--- START OF Exercise material ---

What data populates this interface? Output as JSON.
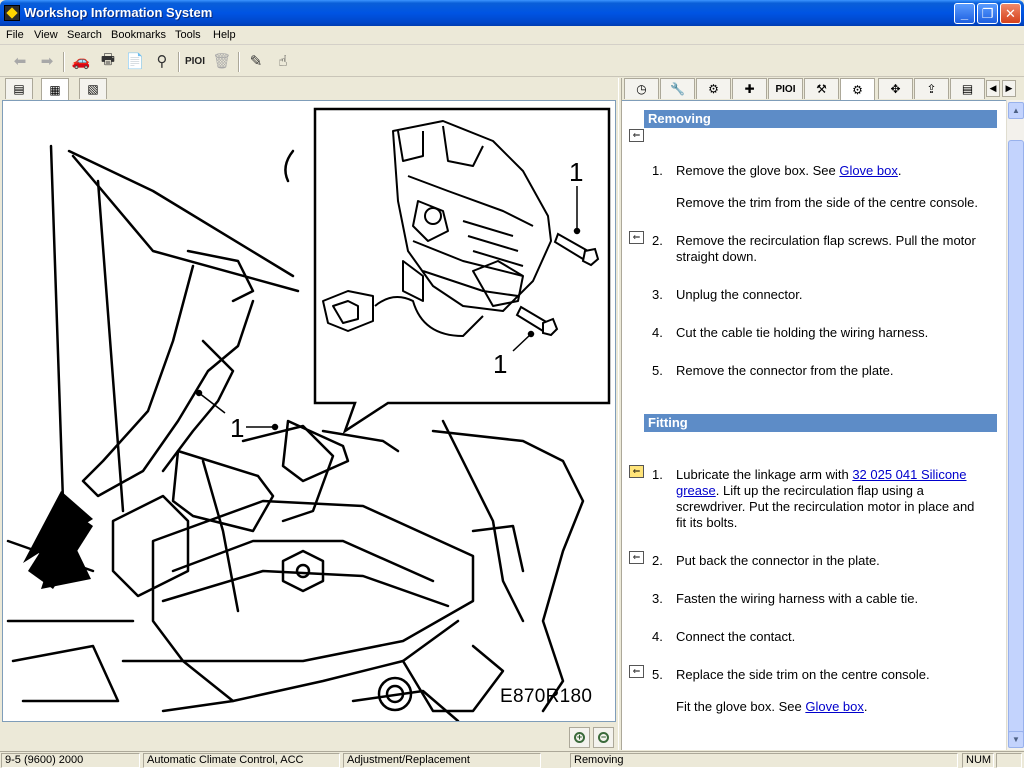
{
  "window": {
    "title": "Workshop Information System"
  },
  "menu": [
    "File",
    "View",
    "Search",
    "Bookmarks",
    "Tools",
    "Help"
  ],
  "toolbar": {
    "pio_label": "PIOI"
  },
  "right_tabs": {
    "pio_label": "PIOI"
  },
  "illustration": {
    "figure_code": "E870R180",
    "callout_label": "1"
  },
  "sections": {
    "removing": {
      "title": "Removing",
      "steps": [
        {
          "num": "1.",
          "text": "Remove the glove box. See ",
          "link": "Glove box",
          "suffix": "."
        },
        {
          "text": "Remove the trim from the side of the centre console."
        },
        {
          "num": "2.",
          "text": "Remove the recirculation flap screws. Pull the motor straight down."
        },
        {
          "num": "3.",
          "text": "Unplug the connector."
        },
        {
          "num": "4.",
          "text": "Cut the cable tie holding the wiring harness."
        },
        {
          "num": "5.",
          "text": "Remove the connector from the plate."
        }
      ]
    },
    "fitting": {
      "title": "Fitting",
      "steps": [
        {
          "num": "1.",
          "text": "Lubricate the linkage arm with ",
          "link": "32 025 041 Silicone grease",
          "suffix": ". Lift up the recirculation flap using a screwdriver. Put the recirculation motor in place and fit its bolts."
        },
        {
          "num": "2.",
          "text": "Put back the connector in the plate."
        },
        {
          "num": "3.",
          "text": "Fasten the wiring harness with a cable tie."
        },
        {
          "num": "4.",
          "text": "Connect the contact."
        },
        {
          "num": "5.",
          "text": "Replace the side trim on the centre console."
        },
        {
          "text": "Fit the glove box. See ",
          "link": "Glove box",
          "suffix": "."
        }
      ]
    }
  },
  "status": {
    "model": "9-5 (9600) 2000",
    "system": "Automatic Climate Control, ACC",
    "procedure": "Adjustment/Replacement",
    "section": "Removing",
    "num": "NUM"
  }
}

--- END OF Exercise material ---

** Your instructions **
Transcribe every entry word for word, but omit the pictures.

** Output of the task **
What data populates this interface? Output as JSON.
{
  "window": {
    "title": "Workshop Information System"
  },
  "menu": [
    "File",
    "View",
    "Search",
    "Bookmarks",
    "Tools",
    "Help"
  ],
  "toolbar": {
    "pio_label": "PIOI"
  },
  "right_tabs": {
    "pio_label": "PIOI"
  },
  "illustration": {
    "figure_code": "E870R180",
    "callout_label": "1"
  },
  "sections": {
    "removing": {
      "title": "Removing",
      "steps": [
        {
          "num": "1.",
          "text": "Remove the glove box. See ",
          "link": "Glove box",
          "suffix": "."
        },
        {
          "text": "Remove the trim from the side of the centre console."
        },
        {
          "num": "2.",
          "text": "Remove the recirculation flap screws. Pull the motor straight down."
        },
        {
          "num": "3.",
          "text": "Unplug the connector."
        },
        {
          "num": "4.",
          "text": "Cut the cable tie holding the wiring harness."
        },
        {
          "num": "5.",
          "text": "Remove the connector from the plate."
        }
      ]
    },
    "fitting": {
      "title": "Fitting",
      "steps": [
        {
          "num": "1.",
          "text": "Lubricate the linkage arm with ",
          "link": "32 025 041 Silicone grease",
          "suffix": ". Lift up the recirculation flap using a screwdriver. Put the recirculation motor in place and fit its bolts."
        },
        {
          "num": "2.",
          "text": "Put back the connector in the plate."
        },
        {
          "num": "3.",
          "text": "Fasten the wiring harness with a cable tie."
        },
        {
          "num": "4.",
          "text": "Connect the contact."
        },
        {
          "num": "5.",
          "text": "Replace the side trim on the centre console."
        },
        {
          "text": "Fit the glove box. See ",
          "link": "Glove box",
          "suffix": "."
        }
      ]
    }
  },
  "status": {
    "model": "9-5 (9600) 2000",
    "system": "Automatic Climate Control, ACC",
    "procedure": "Adjustment/Replacement",
    "section": "Removing",
    "num": "NUM"
  }
}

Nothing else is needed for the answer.